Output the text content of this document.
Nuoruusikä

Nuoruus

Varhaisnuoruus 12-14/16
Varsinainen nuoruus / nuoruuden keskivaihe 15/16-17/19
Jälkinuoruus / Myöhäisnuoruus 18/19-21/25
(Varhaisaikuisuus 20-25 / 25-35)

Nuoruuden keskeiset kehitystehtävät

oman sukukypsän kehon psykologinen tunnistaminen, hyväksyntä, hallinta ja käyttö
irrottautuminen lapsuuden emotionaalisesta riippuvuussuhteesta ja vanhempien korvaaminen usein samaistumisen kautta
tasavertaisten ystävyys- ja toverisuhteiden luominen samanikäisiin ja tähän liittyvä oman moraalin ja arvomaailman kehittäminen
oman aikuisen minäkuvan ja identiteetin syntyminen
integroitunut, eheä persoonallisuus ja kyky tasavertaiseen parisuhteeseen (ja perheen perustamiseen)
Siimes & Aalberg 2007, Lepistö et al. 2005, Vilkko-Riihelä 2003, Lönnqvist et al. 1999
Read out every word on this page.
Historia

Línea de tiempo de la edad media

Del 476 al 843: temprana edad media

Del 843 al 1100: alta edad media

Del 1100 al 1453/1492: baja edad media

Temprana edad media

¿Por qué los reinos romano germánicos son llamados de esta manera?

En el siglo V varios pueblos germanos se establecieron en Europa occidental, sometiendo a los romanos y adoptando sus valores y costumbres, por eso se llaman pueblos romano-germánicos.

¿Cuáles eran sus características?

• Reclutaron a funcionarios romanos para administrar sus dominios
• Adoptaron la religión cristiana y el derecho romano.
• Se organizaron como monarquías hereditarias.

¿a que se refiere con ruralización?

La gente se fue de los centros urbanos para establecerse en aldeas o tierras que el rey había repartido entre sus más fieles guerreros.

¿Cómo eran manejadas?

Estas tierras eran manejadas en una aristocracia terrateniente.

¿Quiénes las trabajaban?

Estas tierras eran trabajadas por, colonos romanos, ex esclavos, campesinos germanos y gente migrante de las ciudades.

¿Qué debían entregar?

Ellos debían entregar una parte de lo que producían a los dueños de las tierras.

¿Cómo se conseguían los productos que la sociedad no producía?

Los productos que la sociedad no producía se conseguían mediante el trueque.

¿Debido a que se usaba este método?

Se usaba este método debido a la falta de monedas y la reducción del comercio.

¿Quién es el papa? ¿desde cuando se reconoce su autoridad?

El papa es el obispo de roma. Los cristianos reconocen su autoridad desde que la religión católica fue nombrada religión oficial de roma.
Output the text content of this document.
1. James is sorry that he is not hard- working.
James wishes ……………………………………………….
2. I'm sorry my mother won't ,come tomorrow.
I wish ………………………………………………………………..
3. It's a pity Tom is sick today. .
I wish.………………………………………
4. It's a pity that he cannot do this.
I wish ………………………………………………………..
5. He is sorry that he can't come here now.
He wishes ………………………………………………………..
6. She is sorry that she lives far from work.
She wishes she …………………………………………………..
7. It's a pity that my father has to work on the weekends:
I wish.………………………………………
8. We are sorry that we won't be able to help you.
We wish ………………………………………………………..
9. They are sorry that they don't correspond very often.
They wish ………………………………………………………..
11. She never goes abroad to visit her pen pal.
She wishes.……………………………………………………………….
__________________________________________________
** Brief **
Write out the material exactly as given.

** In response **
Output the text content of this document.
Nuoruusikä

Nuoruus

Varhaisnuoruus 12-14/16
Varsinainen nuoruus / nuoruuden keskivaihe 15/16-17/19
Jälkinuoruus / Myöhäisnuoruus 18/19-21/25
(Varhaisaikuisuus 20-25 / 25-35)

Nuoruuden keskeiset kehitystehtävät

oman sukukypsän kehon psykologinen tunnistaminen, hyväksyntä, hallinta ja käyttö
irrottautuminen lapsuuden emotionaalisesta riippuvuussuhteesta ja vanhempien korvaaminen usein samaistumisen kautta
tasavertaisten ystävyys- ja toverisuhteiden luominen samanikäisiin ja tähän liittyvä oman moraalin ja arvomaailman kehittäminen
oman aikuisen minäkuvan ja identiteetin syntyminen
integroitunut, eheä persoonallisuus ja kyky tasavertaiseen parisuhteeseen (ja perheen perustamiseen)
Siimes & Aalberg 2007, Lepistö et al. 2005, Vilkko-Riihelä 2003, Lönnqvist et al. 1999
Read out every word on this page.
Historia

Línea de tiempo de la edad media

Del 476 al 843: temprana edad media

Del 843 al 1100: alta edad media

Del 1100 al 1453/1492: baja edad media

Temprana edad media

¿Por qué los reinos romano germánicos son llamados de esta manera?

En el siglo V varios pueblos germanos se establecieron en Europa occidental, sometiendo a los romanos y adoptando sus valores y costumbres, por eso se llaman pueblos romano-germánicos.

¿Cuáles eran sus características?

• Reclutaron a funcionarios romanos para administrar sus dominios
• Adoptaron la religión cristiana y el derecho romano.
• Se organizaron como monarquías hereditarias.

¿a que se refiere con ruralización?

La gente se fue de los centros urbanos para establecerse en aldeas o tierras que el rey había repartido entre sus más fieles guerreros.

¿Cómo eran manejadas?

Estas tierras eran manejadas en una aristocracia terrateniente.

¿Quiénes las trabajaban?

Estas tierras eran trabajadas por, colonos romanos, ex esclavos, campesinos germanos y gente migrante de las ciudades.

¿Qué debían entregar?

Ellos debían entregar una parte de lo que producían a los dueños de las tierras.

¿Cómo se conseguían los productos que la sociedad no producía?

Los productos que la sociedad no producía se conseguían mediante el trueque.

¿Debido a que se usaba este método?

Se usaba este método debido a la falta de monedas y la reducción del comercio.

¿Quién es el papa? ¿desde cuando se reconoce su autoridad?

El papa es el obispo de roma. Los cristianos reconocen su autoridad desde que la religión católica fue nombrada religión oficial de roma.
Output the text content of this document.
1. James is sorry that he is not hard- working.
James wishes ……………………………………………….
2. I'm sorry my mother won't ,come tomorrow.
I wish ………………………………………………………………..
3. It's a pity Tom is sick today. .
I wish.………………………………………
4. It's a pity that he cannot do this.
I wish ………………………………………………………..
5. He is sorry that he can't come here now.
He wishes ………………………………………………………..
6. She is sorry that she lives far from work.
She wishes she …………………………………………………..
7. It's a pity that my father has to work on the weekends:
I wish.………………………………………
8. We are sorry that we won't be able to help you.
We wish ………………………………………………………..
9. They are sorry that they don't correspond very often.
They wish ………………………………………………………..
11. She never goes abroad to visit her pen pal.
She wishes.……………………………………………………………….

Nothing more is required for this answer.